Saved data entries ▸
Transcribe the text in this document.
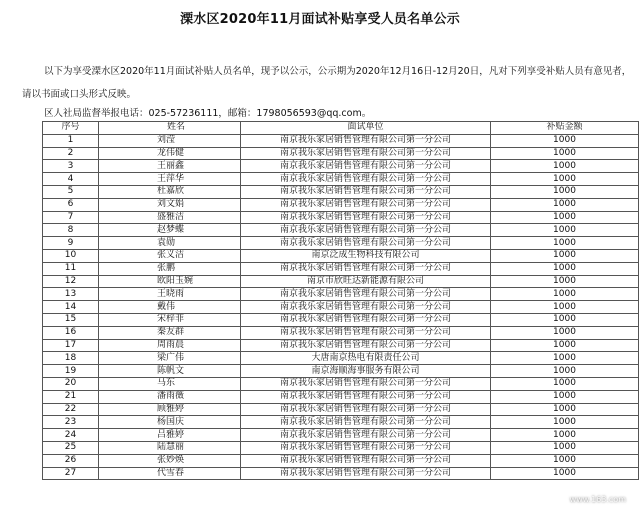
溧水区2020年11月面试补贴享受人员名单公示
以下为享受溧水区2020年11月面试补贴人员名单，现予以公示，公示期为2020年12月16日-12月20日，凡对下列享受补贴人员有意见者，请以书面或口头形式反映。
区人社局监督举报电话：025-57236111，邮箱：1798056593@qq.com。
序号	姓名	面试单位	补贴金额
1	刘滢	南京我乐家居销售管理有限公司第一分公司	1000
2	龙伟健	南京我乐家居销售管理有限公司第一分公司	1000
3	王丽鑫	南京我乐家居销售管理有限公司第一分公司	1000
4	王萍华	南京我乐家居销售管理有限公司第一分公司	1000
5	杜嘉欣	南京我乐家居销售管理有限公司第一分公司	1000
6	刘文娟	南京我乐家居销售管理有限公司第一分公司	1000
7	盛雅洁	南京我乐家居销售管理有限公司第一分公司	1000
8	赵梦蝶	南京我乐家居销售管理有限公司第一分公司	1000
9	袁勋	南京我乐家居销售管理有限公司第一分公司	1000
10	张义洁	南京泛成生物科技有限公司	1000
11	张鹏	南京我乐家居销售管理有限公司第一分公司	1000
12	欧阳玉婉	南京市欣旺达新能源有限公司	1000
13	王晓雨	南京我乐家居销售管理有限公司第一分公司	1000
14	戴伟	南京我乐家居销售管理有限公司第一分公司	1000
15	宋梓菲	南京我乐家居销售管理有限公司第一分公司	1000
16	秦友群	南京我乐家居销售管理有限公司第一分公司	1000
17	周雨晨	南京我乐家居销售管理有限公司第一分公司	1000
18	梁广伟	大唐南京热电有限责任公司	1000
19	陈帆文	南京海顺海事服务有限公司	1000
20	马东	南京我乐家居销售管理有限公司第一分公司	1000
21	潘雨薇	南京我乐家居销售管理有限公司第一分公司	1000
22	顾雅婷	南京我乐家居销售管理有限公司第一分公司	1000
23	杨国庆	南京我乐家居销售管理有限公司第一分公司	1000
24	吕雅婷	南京我乐家居销售管理有限公司第一分公司	1000
25	陆慧丽	南京我乐家居销售管理有限公司第一分公司	1000
26	张妙焕	南京我乐家居销售管理有限公司第一分公司	1000
27	代雪春	南京我乐家居销售管理有限公司第一分公司	1000
www.163.com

Brief ▸ Repeat each entry exactly as given; no pictures belong in the copy.

Result of the task ▸
Transcribe the text in this document.
溧水区2020年11月面试补贴享受人员名单公示
以下为享受溧水区2020年11月面试补贴人员名单，现予以公示，公示期为2020年12月16日-12月20日，凡对下列享受补贴人员有意见者，请以书面或口头形式反映。
区人社局监督举报电话：025-57236111，邮箱：1798056593@qq.com。
序号	姓名	面试单位	补贴金额
1	刘滢	南京我乐家居销售管理有限公司第一分公司	1000
2	龙伟健	南京我乐家居销售管理有限公司第一分公司	1000
3	王丽鑫	南京我乐家居销售管理有限公司第一分公司	1000
4	王萍华	南京我乐家居销售管理有限公司第一分公司	1000
5	杜嘉欣	南京我乐家居销售管理有限公司第一分公司	1000
6	刘文娟	南京我乐家居销售管理有限公司第一分公司	1000
7	盛雅洁	南京我乐家居销售管理有限公司第一分公司	1000
8	赵梦蝶	南京我乐家居销售管理有限公司第一分公司	1000
9	袁勋	南京我乐家居销售管理有限公司第一分公司	1000
10	张义洁	南京泛成生物科技有限公司	1000
11	张鹏	南京我乐家居销售管理有限公司第一分公司	1000
12	欧阳玉婉	南京市欣旺达新能源有限公司	1000
13	王晓雨	南京我乐家居销售管理有限公司第一分公司	1000
14	戴伟	南京我乐家居销售管理有限公司第一分公司	1000
15	宋梓菲	南京我乐家居销售管理有限公司第一分公司	1000
16	秦友群	南京我乐家居销售管理有限公司第一分公司	1000
17	周雨晨	南京我乐家居销售管理有限公司第一分公司	1000
18	梁广伟	大唐南京热电有限责任公司	1000
19	陈帆文	南京海顺海事服务有限公司	1000
20	马东	南京我乐家居销售管理有限公司第一分公司	1000
21	潘雨薇	南京我乐家居销售管理有限公司第一分公司	1000
22	顾雅婷	南京我乐家居销售管理有限公司第一分公司	1000
23	杨国庆	南京我乐家居销售管理有限公司第一分公司	1000
24	吕雅婷	南京我乐家居销售管理有限公司第一分公司	1000
25	陆慧丽	南京我乐家居销售管理有限公司第一分公司	1000
26	张妙焕	南京我乐家居销售管理有限公司第一分公司	1000
27	代雪春	南京我乐家居销售管理有限公司第一分公司	1000
www.163.com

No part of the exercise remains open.